-- start Records supplied --
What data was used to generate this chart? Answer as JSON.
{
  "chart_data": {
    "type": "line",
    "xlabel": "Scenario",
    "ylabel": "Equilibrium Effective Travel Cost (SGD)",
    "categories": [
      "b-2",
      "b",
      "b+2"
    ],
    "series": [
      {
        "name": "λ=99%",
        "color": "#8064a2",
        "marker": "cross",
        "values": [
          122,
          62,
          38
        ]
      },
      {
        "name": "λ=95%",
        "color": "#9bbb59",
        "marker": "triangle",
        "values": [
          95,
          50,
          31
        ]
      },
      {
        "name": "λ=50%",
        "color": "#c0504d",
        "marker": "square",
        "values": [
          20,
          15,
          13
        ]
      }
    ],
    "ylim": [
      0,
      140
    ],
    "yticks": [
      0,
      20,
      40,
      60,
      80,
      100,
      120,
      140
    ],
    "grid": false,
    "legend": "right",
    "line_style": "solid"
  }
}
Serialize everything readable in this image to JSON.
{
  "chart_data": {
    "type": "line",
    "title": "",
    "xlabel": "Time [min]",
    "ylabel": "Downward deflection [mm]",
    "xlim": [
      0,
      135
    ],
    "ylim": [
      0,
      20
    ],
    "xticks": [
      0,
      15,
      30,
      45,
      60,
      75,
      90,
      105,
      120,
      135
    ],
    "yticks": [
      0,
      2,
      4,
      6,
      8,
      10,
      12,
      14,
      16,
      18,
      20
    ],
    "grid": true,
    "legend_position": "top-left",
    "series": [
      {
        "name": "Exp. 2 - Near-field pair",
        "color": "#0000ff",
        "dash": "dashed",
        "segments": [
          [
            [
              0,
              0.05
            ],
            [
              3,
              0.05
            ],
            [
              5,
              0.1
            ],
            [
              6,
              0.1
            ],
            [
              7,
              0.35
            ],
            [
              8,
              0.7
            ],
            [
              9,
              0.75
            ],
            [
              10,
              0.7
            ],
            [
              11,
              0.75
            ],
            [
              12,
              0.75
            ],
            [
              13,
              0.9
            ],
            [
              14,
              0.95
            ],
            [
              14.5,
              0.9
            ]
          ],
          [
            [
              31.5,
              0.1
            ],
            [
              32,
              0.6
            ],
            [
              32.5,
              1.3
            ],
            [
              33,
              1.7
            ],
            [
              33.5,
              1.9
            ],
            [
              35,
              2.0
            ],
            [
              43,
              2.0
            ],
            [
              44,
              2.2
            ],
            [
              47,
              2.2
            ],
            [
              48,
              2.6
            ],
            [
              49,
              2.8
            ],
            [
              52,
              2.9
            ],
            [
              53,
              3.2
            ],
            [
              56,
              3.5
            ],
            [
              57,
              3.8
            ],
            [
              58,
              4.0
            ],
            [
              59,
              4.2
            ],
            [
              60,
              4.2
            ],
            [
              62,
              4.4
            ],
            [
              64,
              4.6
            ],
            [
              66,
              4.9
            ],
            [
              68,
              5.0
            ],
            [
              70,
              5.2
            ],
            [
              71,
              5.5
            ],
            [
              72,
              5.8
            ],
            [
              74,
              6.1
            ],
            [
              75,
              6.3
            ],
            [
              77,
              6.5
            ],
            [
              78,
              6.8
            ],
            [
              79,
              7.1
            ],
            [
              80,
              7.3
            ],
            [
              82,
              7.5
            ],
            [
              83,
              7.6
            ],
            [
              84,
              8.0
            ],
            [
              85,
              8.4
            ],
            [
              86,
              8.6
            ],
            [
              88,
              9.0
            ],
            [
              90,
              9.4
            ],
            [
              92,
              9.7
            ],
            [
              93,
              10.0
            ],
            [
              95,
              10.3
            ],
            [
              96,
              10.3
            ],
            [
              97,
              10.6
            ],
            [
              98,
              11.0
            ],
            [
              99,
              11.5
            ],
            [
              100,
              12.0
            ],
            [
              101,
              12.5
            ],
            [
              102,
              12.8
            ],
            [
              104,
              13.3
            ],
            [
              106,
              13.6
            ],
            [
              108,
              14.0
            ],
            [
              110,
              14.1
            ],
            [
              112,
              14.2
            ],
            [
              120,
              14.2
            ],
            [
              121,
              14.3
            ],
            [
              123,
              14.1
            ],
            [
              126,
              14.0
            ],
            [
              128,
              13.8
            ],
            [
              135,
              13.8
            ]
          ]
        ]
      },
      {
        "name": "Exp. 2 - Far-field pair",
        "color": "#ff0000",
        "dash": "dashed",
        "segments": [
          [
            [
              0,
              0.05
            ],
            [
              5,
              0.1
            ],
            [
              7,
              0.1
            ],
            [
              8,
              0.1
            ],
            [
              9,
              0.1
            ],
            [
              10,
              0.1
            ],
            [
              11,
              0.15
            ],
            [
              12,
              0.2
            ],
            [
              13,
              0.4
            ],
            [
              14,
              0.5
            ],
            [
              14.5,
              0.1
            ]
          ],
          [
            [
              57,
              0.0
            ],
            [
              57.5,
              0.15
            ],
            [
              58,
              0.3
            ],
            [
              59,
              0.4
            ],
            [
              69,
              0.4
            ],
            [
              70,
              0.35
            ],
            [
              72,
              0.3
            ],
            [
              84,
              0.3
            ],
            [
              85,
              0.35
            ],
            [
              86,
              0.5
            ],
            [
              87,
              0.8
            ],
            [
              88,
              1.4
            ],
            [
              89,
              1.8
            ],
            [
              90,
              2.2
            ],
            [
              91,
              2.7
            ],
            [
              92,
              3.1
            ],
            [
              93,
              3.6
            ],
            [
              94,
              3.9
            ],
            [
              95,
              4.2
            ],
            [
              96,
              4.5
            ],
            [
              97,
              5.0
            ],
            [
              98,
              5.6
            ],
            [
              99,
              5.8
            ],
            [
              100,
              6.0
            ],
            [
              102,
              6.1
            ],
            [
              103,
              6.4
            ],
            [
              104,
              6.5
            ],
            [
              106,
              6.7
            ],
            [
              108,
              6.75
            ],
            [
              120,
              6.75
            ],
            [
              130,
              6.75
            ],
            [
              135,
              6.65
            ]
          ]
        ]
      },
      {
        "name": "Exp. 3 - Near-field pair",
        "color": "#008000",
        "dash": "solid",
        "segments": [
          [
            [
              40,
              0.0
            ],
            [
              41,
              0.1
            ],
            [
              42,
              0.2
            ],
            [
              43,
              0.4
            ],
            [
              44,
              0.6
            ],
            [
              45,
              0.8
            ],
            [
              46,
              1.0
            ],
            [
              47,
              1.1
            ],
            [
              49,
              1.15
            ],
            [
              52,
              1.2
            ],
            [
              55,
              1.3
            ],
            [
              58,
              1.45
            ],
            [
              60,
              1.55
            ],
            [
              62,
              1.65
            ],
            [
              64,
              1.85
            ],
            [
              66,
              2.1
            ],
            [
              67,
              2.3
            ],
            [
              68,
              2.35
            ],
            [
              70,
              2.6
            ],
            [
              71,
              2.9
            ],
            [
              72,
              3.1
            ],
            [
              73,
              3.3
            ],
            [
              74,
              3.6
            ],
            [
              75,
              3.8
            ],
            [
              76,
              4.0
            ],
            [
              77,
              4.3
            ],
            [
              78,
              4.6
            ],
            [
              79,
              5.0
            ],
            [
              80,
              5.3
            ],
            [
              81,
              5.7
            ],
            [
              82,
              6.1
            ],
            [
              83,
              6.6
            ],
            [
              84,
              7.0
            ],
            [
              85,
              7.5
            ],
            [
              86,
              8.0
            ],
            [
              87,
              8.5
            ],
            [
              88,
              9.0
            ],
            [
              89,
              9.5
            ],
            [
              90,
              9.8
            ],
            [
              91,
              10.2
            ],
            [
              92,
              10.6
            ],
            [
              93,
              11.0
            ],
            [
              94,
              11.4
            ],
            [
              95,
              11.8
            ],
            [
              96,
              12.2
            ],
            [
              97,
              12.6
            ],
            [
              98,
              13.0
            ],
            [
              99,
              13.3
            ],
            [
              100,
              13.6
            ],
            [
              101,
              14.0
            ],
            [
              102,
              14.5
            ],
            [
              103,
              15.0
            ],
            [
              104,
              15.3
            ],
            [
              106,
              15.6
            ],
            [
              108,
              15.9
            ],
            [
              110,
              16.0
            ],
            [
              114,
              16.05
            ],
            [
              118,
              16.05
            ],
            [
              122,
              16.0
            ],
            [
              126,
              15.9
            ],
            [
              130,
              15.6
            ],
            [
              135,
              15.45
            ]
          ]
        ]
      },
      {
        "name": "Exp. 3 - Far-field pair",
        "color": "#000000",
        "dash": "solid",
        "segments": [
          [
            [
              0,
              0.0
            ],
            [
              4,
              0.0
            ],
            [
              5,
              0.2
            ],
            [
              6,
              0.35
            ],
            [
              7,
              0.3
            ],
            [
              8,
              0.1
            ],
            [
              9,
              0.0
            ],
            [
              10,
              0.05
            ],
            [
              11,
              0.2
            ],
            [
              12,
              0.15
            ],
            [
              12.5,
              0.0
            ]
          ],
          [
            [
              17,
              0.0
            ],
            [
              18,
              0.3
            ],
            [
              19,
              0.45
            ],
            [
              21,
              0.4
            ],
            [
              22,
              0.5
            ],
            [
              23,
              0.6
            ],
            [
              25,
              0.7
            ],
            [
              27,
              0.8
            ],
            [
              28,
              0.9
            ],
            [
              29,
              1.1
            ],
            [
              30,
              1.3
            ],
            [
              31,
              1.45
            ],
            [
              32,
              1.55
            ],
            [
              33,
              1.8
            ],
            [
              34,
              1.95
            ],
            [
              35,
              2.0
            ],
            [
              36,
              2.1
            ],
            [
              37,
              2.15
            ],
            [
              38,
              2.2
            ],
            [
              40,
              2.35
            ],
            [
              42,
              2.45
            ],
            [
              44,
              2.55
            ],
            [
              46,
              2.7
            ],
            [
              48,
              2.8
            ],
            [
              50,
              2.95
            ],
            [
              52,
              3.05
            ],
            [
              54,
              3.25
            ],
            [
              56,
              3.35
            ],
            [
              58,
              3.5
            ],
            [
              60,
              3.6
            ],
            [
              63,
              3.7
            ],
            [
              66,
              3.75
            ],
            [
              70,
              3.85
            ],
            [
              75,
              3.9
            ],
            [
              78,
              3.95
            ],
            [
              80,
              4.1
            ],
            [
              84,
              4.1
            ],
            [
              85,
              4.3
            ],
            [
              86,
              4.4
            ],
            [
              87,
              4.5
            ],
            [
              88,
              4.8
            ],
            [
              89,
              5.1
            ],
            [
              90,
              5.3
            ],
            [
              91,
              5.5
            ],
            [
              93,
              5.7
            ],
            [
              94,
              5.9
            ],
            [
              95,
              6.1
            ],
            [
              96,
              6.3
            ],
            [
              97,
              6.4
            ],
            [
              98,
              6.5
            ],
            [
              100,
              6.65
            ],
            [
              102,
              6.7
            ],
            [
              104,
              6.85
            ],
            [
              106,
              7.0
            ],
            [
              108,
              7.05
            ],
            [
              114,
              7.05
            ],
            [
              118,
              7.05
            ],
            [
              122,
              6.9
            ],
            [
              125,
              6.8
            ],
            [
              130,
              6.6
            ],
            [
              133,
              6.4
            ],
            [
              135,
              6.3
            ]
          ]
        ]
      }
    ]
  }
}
-- end Records supplied --
§ **Goal**: From the entries above, extract every line where the word "marker" appears.

§ **Output**:
        "marker": "cross",
        "marker": "triangle",
        "marker": "square",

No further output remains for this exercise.